> [Items]:
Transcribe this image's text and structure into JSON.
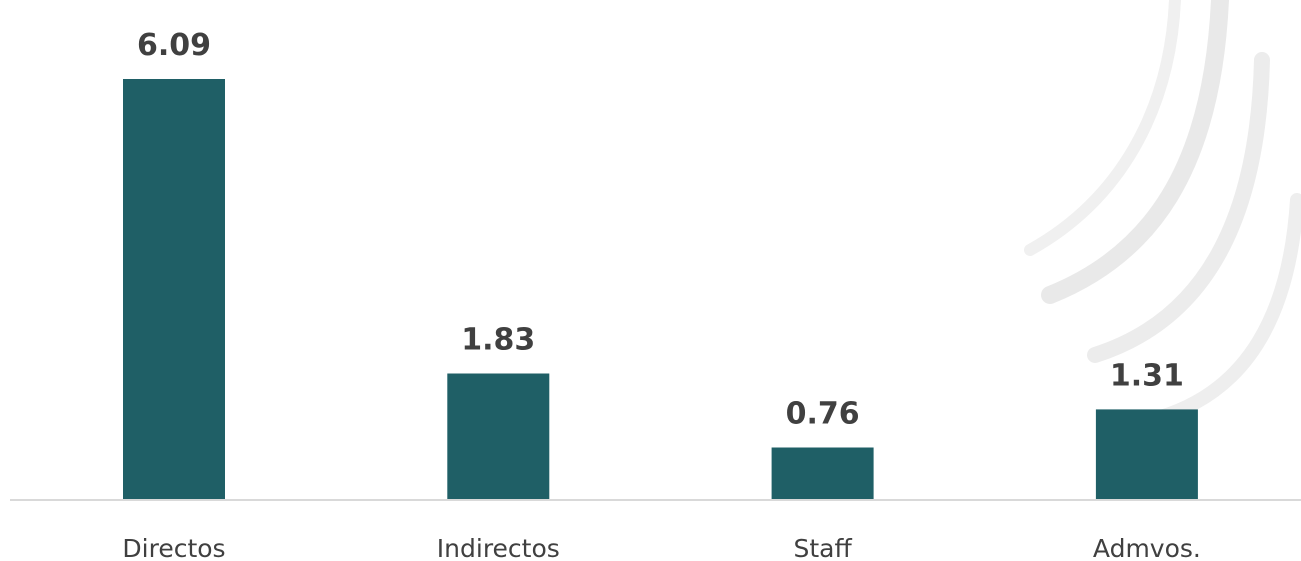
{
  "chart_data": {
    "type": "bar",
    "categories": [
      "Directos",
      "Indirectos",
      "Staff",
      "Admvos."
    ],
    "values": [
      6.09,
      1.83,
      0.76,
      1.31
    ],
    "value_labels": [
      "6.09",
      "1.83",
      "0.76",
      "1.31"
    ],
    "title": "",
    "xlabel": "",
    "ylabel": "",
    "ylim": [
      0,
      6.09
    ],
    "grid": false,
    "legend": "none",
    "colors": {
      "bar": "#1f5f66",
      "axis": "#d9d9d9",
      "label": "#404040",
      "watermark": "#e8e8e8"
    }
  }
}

> [What is asked]:
Write out the listing above again, exactly, but with no pictures in the copy.

> [Finished answer]:
Transcribe this image's text and structure into JSON.
{
  "chart_data": {
    "type": "bar",
    "categories": [
      "Directos",
      "Indirectos",
      "Staff",
      "Admvos."
    ],
    "values": [
      6.09,
      1.83,
      0.76,
      1.31
    ],
    "value_labels": [
      "6.09",
      "1.83",
      "0.76",
      "1.31"
    ],
    "title": "",
    "xlabel": "",
    "ylabel": "",
    "ylim": [
      0,
      6.09
    ],
    "grid": false,
    "legend": "none",
    "colors": {
      "bar": "#1f5f66",
      "axis": "#d9d9d9",
      "label": "#404040",
      "watermark": "#e8e8e8"
    }
  }
}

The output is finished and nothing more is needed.